* GOAL OF THE EXERCISE
Go through the data below. List every line that holds the word "will".
_ _ _
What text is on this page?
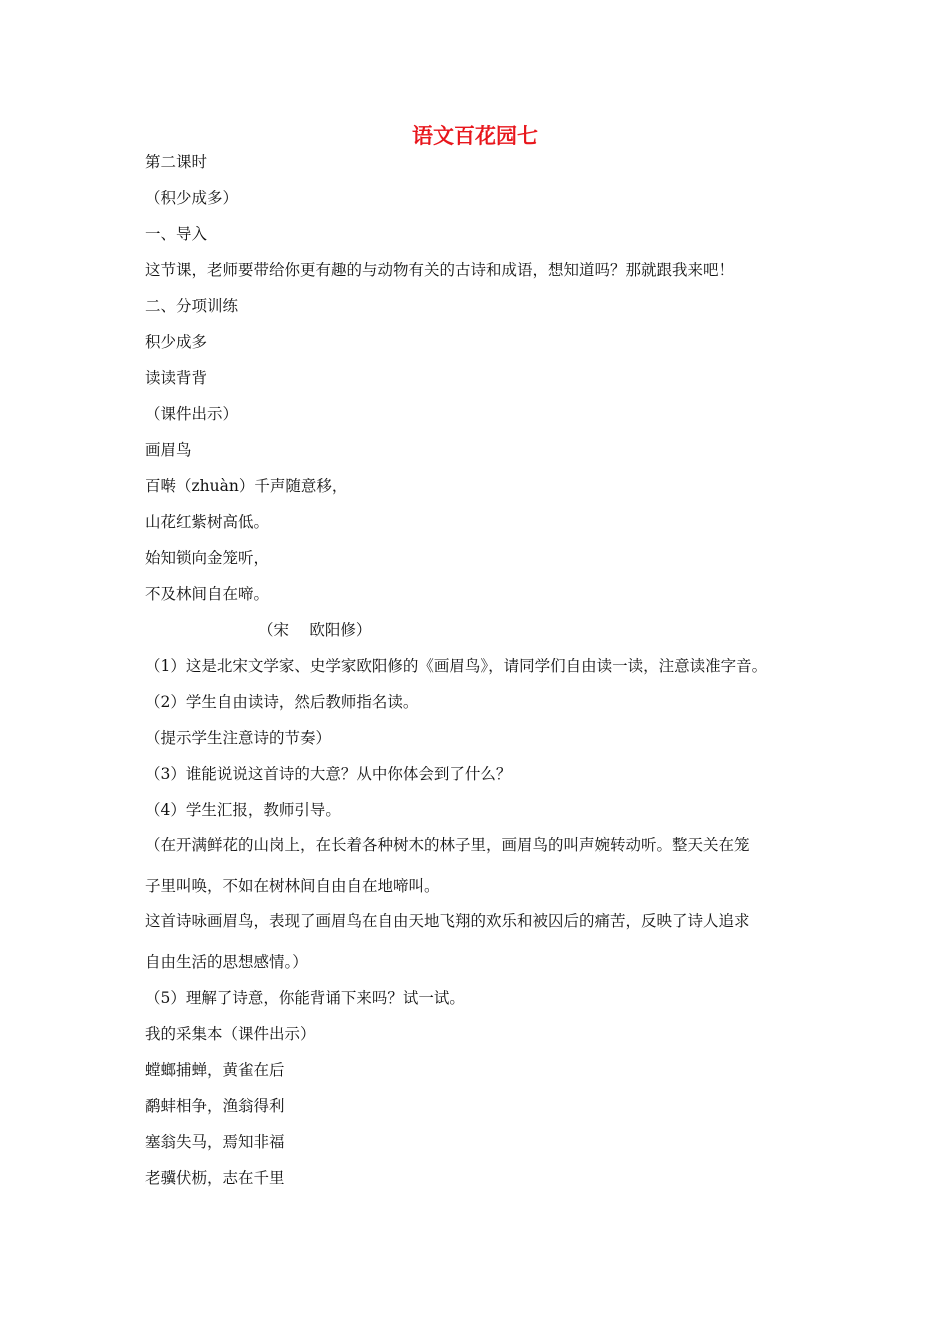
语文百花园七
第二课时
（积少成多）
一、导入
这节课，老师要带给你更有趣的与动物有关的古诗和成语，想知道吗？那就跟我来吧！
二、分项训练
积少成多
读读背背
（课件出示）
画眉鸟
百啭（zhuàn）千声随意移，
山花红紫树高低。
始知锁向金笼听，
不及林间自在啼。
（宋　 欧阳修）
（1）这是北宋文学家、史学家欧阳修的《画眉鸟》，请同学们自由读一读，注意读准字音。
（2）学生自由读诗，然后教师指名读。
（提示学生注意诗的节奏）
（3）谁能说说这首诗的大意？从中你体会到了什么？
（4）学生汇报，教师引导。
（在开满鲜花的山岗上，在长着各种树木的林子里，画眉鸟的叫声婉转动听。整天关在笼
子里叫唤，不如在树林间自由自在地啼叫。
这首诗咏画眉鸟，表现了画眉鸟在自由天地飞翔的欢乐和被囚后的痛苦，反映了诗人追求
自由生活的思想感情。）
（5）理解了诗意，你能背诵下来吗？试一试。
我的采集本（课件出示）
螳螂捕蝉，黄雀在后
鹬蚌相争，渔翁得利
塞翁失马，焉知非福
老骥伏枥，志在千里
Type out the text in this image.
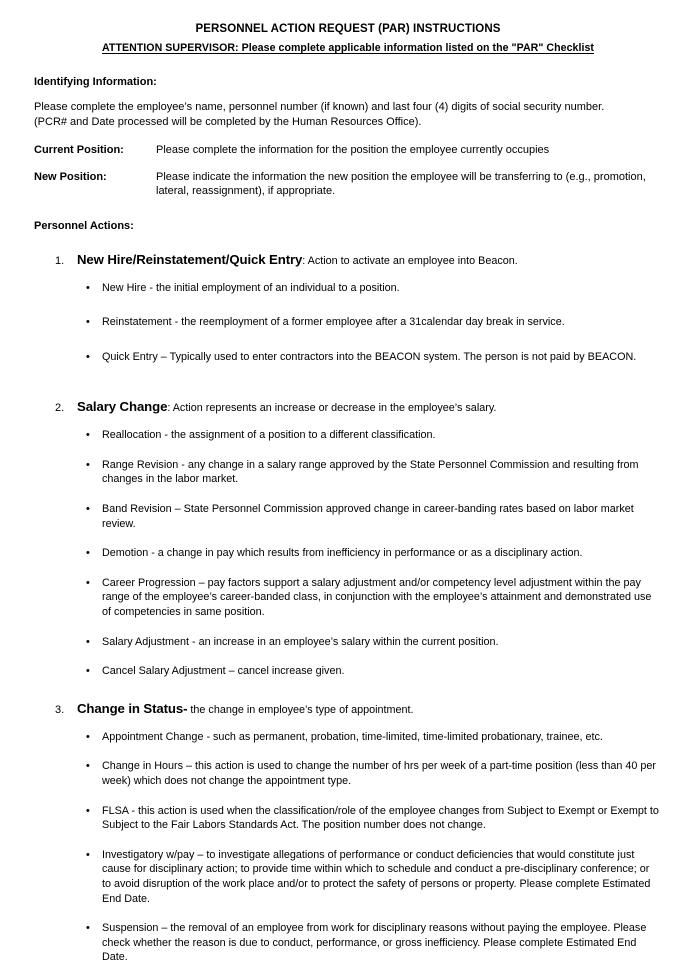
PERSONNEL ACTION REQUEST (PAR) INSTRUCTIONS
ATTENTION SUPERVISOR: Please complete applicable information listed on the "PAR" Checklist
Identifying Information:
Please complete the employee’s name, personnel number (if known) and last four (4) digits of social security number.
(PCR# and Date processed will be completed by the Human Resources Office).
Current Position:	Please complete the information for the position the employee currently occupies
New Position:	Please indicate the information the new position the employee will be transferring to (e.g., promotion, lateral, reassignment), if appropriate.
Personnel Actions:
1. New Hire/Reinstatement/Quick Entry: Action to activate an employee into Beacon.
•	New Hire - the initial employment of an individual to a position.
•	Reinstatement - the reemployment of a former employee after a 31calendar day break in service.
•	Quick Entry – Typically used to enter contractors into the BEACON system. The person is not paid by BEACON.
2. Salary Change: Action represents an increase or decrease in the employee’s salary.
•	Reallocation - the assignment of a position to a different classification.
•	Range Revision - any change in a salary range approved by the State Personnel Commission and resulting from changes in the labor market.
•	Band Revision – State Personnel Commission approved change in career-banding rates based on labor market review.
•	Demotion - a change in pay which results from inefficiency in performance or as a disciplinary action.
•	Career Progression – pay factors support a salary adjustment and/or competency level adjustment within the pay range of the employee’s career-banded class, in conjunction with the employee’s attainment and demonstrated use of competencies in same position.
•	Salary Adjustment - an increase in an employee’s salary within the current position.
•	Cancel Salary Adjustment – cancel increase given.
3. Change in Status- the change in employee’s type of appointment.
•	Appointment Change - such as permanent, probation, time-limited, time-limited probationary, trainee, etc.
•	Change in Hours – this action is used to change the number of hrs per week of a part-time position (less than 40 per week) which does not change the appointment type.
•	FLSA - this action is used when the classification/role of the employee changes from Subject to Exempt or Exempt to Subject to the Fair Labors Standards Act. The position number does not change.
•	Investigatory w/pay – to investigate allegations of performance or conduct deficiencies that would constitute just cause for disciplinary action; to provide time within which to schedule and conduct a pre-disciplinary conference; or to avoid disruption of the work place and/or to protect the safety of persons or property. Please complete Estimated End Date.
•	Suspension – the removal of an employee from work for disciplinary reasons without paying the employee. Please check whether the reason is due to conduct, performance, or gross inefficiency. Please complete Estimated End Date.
_ _ _
* TASK RESPONSE
(PCR# and Date processed will be completed by the Human Resources Office).
New Position:	Please indicate the information the new position the employee will be transferring to (e.g., promotion, lateral, reassignment), if appropriate.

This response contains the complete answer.